| 提示文 |
清沢が「純正哲学」を講義したのは二十六歳の時であった。また西洋哲学史講義は二十七歳から始まり、三十二歳まで続けられた。
「へーゲル」はこの中でも最後の部分に属するので、講義の時期は三十一、二歳の頃と思われる。
この「純正哲学」から「ヘーゲル」に至る約五年間、清沢はロッツェやヘーゲルの著作を解釈・講義するという形式を通して、
一つの問題を掘り下げて探究していったと思われる。
その一つの問題とは、存在論──「ある」ということはどういうことか──を明らかにする、ということである。
我々は言葉を発しようとするとき、この行為を内省的に捉えていくと、最終的に(=内省を経ての最初的に、あるいは根源的に)
この問題に撞着する。
清沢においては、この問題が「純正哲学」では概括的に捉えられていたが、「ヘーゲル」に至って精緻なレベルに高められた
ということができると思う。そして「ヘーゲル」に至って、清沢は「あるということはどういうことか」の、ほぼ完璧な答えを得る。

| 練習課題 |
**a.** 清沢の講義に関する文章によれば、清沢が「純正哲学」を講義したのは何歳の時ですか。
**b.** 清沢の講義に関する文章に出てくる清沢の年齢の表記を、すべて登場順に挙げてください。
**c.** 清沢の講義に関する文章を、最後の文に続けて書き進めてください。

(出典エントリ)
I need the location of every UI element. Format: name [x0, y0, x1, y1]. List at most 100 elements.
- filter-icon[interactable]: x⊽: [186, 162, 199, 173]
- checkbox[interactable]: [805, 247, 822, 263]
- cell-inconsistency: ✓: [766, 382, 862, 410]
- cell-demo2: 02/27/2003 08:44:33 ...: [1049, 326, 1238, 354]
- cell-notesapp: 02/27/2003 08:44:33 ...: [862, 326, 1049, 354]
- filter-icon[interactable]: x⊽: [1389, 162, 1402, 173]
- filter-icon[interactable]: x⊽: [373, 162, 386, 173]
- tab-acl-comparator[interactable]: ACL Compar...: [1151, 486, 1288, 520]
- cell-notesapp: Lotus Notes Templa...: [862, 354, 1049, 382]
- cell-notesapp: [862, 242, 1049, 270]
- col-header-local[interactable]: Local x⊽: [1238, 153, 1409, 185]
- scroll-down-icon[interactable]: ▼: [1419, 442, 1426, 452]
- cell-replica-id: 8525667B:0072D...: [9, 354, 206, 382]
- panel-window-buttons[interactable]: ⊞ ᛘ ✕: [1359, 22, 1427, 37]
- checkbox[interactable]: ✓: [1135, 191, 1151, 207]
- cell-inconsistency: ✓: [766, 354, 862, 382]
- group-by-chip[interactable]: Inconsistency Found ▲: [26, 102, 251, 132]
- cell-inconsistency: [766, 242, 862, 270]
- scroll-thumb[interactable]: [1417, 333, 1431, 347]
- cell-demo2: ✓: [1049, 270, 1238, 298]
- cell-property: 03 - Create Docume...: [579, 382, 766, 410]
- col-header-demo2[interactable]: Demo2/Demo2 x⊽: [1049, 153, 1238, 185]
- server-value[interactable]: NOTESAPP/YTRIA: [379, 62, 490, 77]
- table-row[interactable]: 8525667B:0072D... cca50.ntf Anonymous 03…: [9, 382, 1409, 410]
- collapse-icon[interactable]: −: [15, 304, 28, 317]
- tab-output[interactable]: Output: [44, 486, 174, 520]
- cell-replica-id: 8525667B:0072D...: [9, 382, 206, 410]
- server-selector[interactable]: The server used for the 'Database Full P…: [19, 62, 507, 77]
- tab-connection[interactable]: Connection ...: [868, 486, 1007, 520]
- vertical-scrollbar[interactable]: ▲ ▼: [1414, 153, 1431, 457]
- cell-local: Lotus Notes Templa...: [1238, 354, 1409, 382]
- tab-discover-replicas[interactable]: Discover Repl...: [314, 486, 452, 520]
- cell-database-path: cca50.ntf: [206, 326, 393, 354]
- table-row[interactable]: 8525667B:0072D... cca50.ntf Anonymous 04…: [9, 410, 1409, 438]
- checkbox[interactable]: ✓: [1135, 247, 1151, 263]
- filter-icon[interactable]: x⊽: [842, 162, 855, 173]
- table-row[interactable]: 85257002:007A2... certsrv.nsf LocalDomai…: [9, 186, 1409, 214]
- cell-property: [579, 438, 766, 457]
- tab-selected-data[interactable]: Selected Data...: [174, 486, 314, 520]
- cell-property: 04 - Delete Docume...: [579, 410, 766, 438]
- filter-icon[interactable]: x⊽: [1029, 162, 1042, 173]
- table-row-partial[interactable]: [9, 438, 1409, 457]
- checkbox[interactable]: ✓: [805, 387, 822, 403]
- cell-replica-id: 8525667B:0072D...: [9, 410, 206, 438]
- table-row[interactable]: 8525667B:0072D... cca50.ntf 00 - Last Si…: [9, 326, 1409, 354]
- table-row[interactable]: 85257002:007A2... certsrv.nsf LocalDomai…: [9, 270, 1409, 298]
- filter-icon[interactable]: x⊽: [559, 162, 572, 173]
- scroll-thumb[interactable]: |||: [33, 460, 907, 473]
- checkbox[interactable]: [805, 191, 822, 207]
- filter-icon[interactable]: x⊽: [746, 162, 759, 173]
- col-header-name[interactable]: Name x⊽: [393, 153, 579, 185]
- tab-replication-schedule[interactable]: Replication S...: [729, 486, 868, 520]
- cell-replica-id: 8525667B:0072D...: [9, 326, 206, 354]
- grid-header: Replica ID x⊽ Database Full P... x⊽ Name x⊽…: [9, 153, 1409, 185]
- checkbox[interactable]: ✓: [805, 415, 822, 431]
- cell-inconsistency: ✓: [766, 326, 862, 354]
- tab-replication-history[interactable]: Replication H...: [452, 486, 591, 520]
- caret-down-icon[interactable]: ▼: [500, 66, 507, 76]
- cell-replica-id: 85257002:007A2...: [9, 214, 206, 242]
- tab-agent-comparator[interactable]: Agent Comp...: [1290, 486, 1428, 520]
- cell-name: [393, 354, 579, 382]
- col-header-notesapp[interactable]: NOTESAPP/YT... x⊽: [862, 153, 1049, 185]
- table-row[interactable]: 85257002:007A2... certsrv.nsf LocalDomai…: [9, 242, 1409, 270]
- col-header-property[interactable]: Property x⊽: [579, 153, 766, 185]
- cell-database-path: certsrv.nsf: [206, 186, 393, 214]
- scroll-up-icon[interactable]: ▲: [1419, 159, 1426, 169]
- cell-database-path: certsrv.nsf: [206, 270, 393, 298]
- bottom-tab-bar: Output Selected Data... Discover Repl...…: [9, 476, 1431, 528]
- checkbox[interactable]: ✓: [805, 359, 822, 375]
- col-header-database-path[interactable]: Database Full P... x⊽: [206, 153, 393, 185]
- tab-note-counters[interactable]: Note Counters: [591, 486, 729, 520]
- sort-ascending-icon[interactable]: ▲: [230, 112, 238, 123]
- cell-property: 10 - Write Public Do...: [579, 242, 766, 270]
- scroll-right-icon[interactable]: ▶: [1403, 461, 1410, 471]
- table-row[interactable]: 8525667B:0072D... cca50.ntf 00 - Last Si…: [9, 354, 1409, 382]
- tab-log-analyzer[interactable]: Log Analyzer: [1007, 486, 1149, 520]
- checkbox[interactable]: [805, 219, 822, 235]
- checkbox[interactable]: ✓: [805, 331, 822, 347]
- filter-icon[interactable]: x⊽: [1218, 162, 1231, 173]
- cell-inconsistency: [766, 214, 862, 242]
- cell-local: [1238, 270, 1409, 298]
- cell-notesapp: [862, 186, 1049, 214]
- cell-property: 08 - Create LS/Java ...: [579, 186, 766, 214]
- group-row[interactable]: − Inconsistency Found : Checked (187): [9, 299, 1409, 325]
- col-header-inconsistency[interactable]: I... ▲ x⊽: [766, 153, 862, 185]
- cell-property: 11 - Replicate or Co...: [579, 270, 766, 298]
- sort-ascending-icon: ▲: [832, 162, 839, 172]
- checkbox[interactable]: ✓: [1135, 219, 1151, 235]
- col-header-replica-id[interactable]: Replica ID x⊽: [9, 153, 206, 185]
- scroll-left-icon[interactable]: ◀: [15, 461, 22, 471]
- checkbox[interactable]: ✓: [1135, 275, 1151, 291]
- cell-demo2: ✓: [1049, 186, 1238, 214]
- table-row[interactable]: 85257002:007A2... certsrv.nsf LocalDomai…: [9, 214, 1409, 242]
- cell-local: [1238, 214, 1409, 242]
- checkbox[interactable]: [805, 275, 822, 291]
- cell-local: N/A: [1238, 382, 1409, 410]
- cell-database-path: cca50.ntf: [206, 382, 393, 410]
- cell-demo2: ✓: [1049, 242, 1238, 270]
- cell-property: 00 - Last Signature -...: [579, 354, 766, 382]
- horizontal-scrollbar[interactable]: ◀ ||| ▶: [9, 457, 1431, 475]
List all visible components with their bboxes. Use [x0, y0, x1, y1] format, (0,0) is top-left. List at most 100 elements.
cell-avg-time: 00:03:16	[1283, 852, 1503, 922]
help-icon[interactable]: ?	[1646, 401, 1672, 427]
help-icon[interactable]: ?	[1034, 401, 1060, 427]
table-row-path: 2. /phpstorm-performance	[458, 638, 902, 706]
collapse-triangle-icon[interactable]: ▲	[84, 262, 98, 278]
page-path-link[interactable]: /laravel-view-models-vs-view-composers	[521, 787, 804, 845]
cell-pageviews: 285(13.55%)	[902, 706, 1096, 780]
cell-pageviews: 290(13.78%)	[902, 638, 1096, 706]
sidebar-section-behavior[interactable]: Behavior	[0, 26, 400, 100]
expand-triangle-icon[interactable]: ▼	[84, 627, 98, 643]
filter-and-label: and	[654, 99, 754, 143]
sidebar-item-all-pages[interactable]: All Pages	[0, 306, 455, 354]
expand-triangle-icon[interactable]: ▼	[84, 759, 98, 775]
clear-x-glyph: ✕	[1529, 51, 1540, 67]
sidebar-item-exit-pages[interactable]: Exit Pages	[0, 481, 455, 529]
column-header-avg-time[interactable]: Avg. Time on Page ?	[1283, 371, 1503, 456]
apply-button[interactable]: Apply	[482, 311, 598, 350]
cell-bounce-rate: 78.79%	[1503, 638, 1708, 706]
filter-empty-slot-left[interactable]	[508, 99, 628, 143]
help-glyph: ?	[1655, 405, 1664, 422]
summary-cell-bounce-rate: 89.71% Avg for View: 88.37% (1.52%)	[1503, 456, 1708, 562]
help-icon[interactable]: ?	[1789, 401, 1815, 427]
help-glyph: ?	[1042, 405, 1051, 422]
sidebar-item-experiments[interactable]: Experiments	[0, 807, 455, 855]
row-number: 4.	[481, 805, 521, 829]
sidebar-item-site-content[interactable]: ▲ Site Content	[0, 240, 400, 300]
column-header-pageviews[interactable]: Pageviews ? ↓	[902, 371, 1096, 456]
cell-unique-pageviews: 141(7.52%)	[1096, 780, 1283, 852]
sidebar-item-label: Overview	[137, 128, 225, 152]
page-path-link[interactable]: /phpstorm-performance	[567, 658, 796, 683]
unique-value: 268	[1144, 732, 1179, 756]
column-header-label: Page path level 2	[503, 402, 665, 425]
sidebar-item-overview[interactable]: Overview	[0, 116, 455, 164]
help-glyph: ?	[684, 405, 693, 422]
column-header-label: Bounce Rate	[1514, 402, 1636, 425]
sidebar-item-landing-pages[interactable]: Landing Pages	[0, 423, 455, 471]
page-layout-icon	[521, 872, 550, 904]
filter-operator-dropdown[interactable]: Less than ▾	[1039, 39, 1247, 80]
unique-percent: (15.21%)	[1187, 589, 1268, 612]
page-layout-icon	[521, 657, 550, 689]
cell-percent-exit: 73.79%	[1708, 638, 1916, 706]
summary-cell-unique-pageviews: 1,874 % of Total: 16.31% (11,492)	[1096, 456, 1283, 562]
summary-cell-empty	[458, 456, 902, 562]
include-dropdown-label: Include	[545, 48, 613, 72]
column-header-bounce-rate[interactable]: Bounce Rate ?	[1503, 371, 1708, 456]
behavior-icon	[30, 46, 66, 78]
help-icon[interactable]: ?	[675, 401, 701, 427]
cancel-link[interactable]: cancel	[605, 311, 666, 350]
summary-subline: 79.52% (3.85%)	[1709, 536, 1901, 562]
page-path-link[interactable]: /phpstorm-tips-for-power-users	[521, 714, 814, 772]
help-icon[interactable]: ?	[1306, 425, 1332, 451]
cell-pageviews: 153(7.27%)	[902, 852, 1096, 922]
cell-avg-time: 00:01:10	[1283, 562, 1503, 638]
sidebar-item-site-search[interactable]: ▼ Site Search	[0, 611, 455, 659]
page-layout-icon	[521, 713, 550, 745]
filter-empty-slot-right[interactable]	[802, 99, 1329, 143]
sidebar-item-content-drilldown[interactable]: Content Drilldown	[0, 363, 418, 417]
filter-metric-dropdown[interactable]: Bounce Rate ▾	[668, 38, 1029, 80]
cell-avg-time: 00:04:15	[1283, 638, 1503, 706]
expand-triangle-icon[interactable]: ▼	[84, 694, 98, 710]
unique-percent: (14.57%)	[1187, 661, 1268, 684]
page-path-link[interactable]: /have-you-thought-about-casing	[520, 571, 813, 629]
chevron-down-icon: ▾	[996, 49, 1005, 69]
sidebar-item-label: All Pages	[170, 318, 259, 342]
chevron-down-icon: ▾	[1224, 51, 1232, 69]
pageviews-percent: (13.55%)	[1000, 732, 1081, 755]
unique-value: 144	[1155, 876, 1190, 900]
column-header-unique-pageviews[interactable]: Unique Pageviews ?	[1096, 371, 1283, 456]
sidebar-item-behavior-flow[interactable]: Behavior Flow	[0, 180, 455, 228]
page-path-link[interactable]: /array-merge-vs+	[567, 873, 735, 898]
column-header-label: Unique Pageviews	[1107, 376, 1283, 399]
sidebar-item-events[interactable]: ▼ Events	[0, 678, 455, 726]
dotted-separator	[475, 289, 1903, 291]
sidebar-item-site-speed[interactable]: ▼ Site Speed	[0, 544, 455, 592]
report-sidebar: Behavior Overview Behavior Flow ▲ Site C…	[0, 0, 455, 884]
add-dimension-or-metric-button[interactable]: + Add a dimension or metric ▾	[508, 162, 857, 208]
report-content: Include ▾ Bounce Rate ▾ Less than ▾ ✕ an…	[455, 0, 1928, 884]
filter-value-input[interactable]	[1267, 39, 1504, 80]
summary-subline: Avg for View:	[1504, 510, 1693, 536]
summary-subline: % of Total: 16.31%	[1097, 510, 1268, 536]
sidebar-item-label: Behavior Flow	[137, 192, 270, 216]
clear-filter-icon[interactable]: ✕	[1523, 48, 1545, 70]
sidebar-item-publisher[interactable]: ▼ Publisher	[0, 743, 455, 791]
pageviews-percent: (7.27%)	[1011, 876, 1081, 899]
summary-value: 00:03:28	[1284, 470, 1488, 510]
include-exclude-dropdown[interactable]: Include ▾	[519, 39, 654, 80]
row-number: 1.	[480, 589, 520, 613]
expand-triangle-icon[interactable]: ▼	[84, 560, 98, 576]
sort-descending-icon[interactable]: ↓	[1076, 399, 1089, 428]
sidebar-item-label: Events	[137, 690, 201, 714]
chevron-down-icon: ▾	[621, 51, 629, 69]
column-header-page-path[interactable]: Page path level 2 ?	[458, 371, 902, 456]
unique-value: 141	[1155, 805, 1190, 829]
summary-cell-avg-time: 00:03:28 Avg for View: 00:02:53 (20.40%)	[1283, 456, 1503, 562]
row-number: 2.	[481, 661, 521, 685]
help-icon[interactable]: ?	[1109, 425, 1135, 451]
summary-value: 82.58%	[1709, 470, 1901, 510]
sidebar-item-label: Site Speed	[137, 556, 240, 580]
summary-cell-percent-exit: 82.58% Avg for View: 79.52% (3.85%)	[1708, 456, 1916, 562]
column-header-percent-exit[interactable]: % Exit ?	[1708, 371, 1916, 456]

| 解答 |
**a.** 二十六歳の時です。

**b.** 二十六歳、二十七歳、三十二歳、三十一、二歳

**c.**
それは清沢が「第一原理」と名付けたものである。清沢のヘーゲル講義は、この第一原理が基礎となって全哲学が展開する、
というものである。しかし、面白いことにヘーゲル原文(第一部「論理学」)では第一原理という言葉は出てこない。
したがって「第一原理」は清沢が読み取ったヘーゲル哲学の核心に、清沢自身が付けた名称であろうと思われる。
しかし、清沢はこのように哲学の核心に迫りながら、おそらく、なお、満足することはできなかった。なぜなら、清沢自身にとっては、
ヘーゲルが想像もできなかった仏教文化圏に生まれ育ったという事実があるからである。
清沢の中では西洋の哲学・キリスト教への理解があると共に、仏教への理解も確固として根付いている。
そして清沢は西洋哲学の精華とも言うべき存在論を手に入れた。
それではこの存在論と仏教をいかに統合するべきだろうか。この問題が清沢にとって不可避のものとして、立ち現れてきたのだろう。
なぜなら、西洋哲学の存在論も仏教も清沢にとっては自分の一部なのである。それらをバラバラなままで放っておくわけにはいかない。
これが動機の一つとなり『宗教哲学骸骨』(三十歳)が書かれ、「宗教哲学骸骨講義」(三十〜三十一歳)が為されたのだろう。